Directive: In the material below, count the lines with the word "true" and state that number only.

(Data records)
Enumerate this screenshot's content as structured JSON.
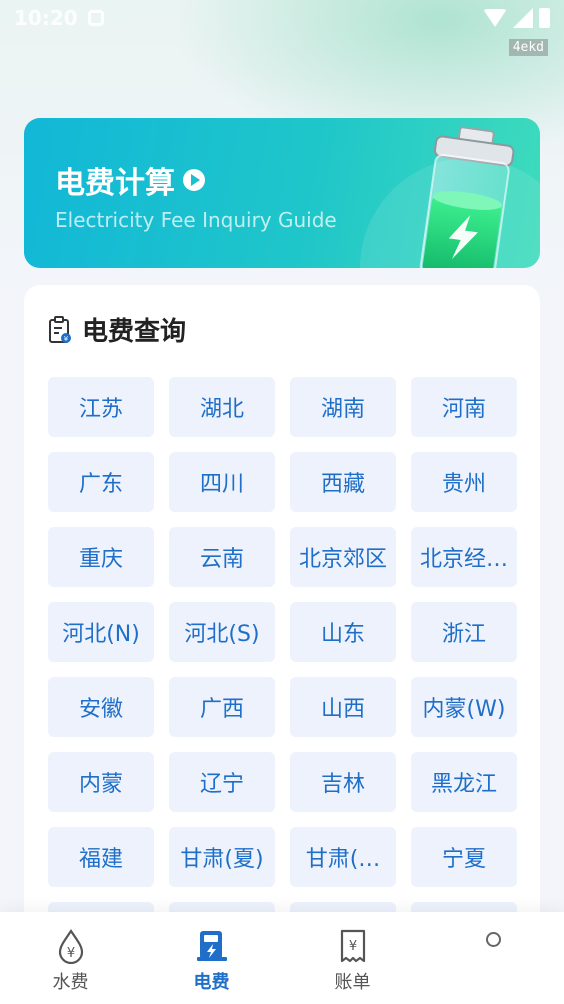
{
  "status": {
    "time": "10:20",
    "tag": "4ekd"
  },
  "banner": {
    "title": "电费计算",
    "subtitle": "Electricity Fee Inquiry Guide"
  },
  "section": {
    "title": "电费查询",
    "regions": [
      "江苏",
      "湖北",
      "湖南",
      "河南",
      "广东",
      "四川",
      "西藏",
      "贵州",
      "重庆",
      "云南",
      "北京郊区",
      "北京经…",
      "河北(N)",
      "河北(S)",
      "山东",
      "浙江",
      "安徽",
      "广西",
      "山西",
      "内蒙(W)",
      "内蒙",
      "辽宁",
      "吉林",
      "黑龙江",
      "福建",
      "甘肃(夏)",
      "甘肃(…",
      "宁夏"
    ]
  },
  "tabs": [
    {
      "label": "水费",
      "icon": "water-fee-icon"
    },
    {
      "label": "电费",
      "icon": "electric-fee-icon",
      "active": true
    },
    {
      "label": "账单",
      "icon": "bill-icon"
    },
    {
      "label": "",
      "icon": "mine-icon"
    }
  ],
  "colors": {
    "accent": "#1f6fc9",
    "banner_start": "#12b7d7",
    "banner_end": "#3fdcbc",
    "cell_bg": "#edf2fc"
  }
}
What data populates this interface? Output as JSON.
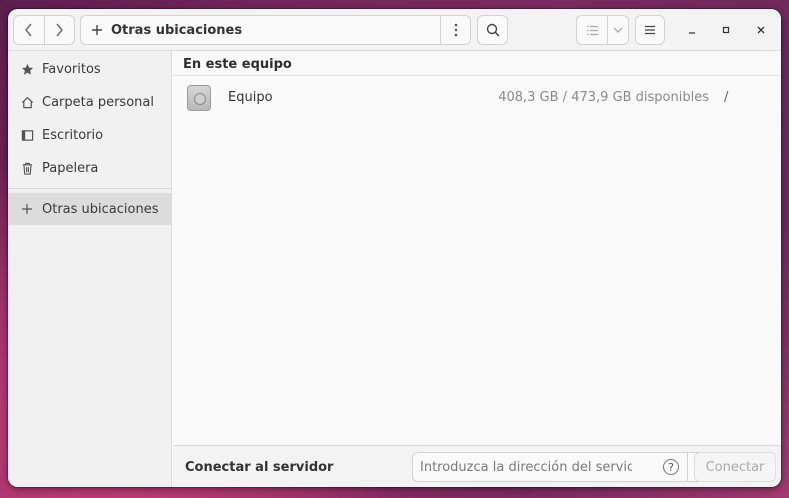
{
  "header": {
    "location": "Otras ubicaciones",
    "back_icon": "chevron-left-icon",
    "forward_icon": "chevron-right-icon"
  },
  "sidebar": {
    "items": [
      {
        "label": "Favoritos",
        "icon": "star-icon"
      },
      {
        "label": "Carpeta personal",
        "icon": "home-icon"
      },
      {
        "label": "Escritorio",
        "icon": "desktop-icon"
      },
      {
        "label": "Papelera",
        "icon": "trash-icon"
      },
      {
        "label": "Otras ubicaciones",
        "icon": "plus-icon",
        "active": true
      }
    ]
  },
  "main": {
    "section_title": "En este equipo",
    "rows": [
      {
        "name": "Equipo",
        "space": "408,3 GB / 473,9 GB disponibles",
        "mount": "/"
      }
    ]
  },
  "connect": {
    "label": "Conectar al servidor",
    "placeholder": "Introduzca la dirección del servid…",
    "help": "?",
    "button": "Conectar"
  }
}
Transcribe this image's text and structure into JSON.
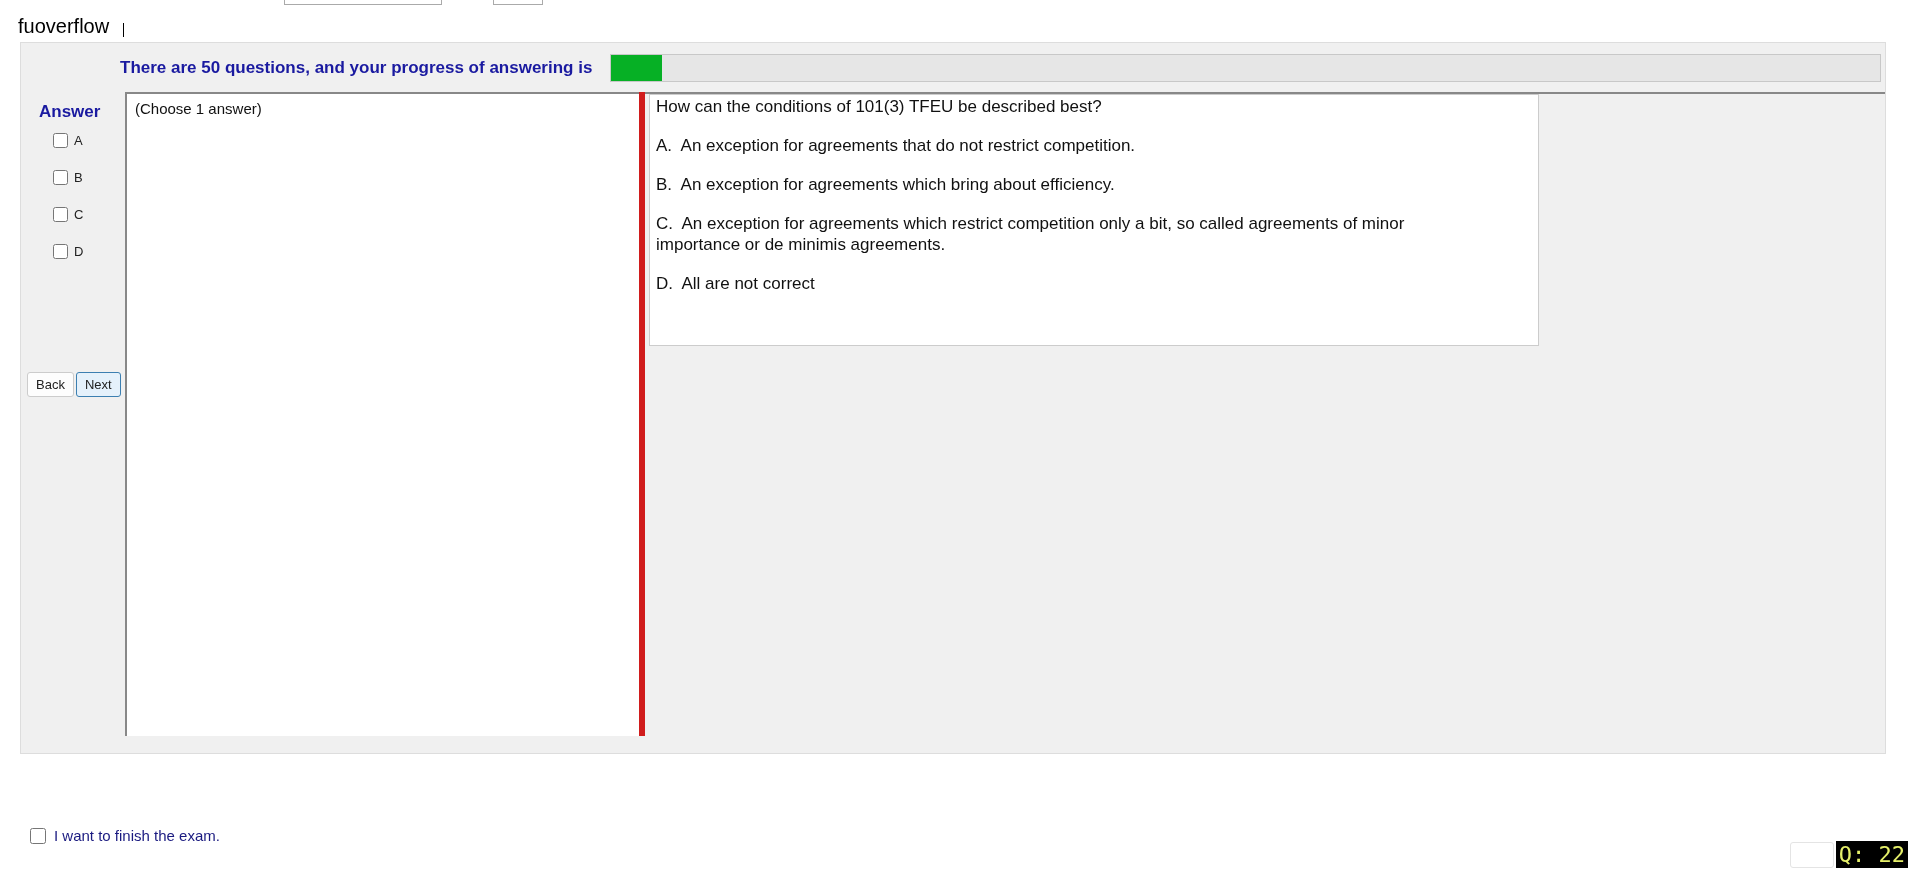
{
  "site_title": "fuoverflow",
  "progress": {
    "label": "There are 50 questions, and your progress of answering is",
    "level": 0.04
  },
  "answer_panel": {
    "title": "Answer",
    "options": [
      {
        "label": "A",
        "checked": false
      },
      {
        "label": "B",
        "checked": false
      },
      {
        "label": "C",
        "checked": false
      },
      {
        "label": "D",
        "checked": false
      }
    ],
    "buttons": [
      {
        "label": "Back",
        "selected": false
      },
      {
        "label": "Next",
        "selected": true
      }
    ]
  },
  "answer_box": {
    "value": "(Choose 1 answer)"
  },
  "question": {
    "text": "How can the conditions of 101(3) TFEU be described best?",
    "choices": [
      "A.  An exception for agreements that do not restrict competition.",
      "B.  An exception for agreements which bring about efficiency.",
      "C.  An exception for agreements which restrict competition only a bit, so called agreements of minor importance or de minimis agreements.",
      "D.  All are not correct"
    ]
  },
  "finish": {
    "label": "I want to finish the exam.",
    "checked": false
  },
  "question_badge": "Q: 22"
}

Task solution: 3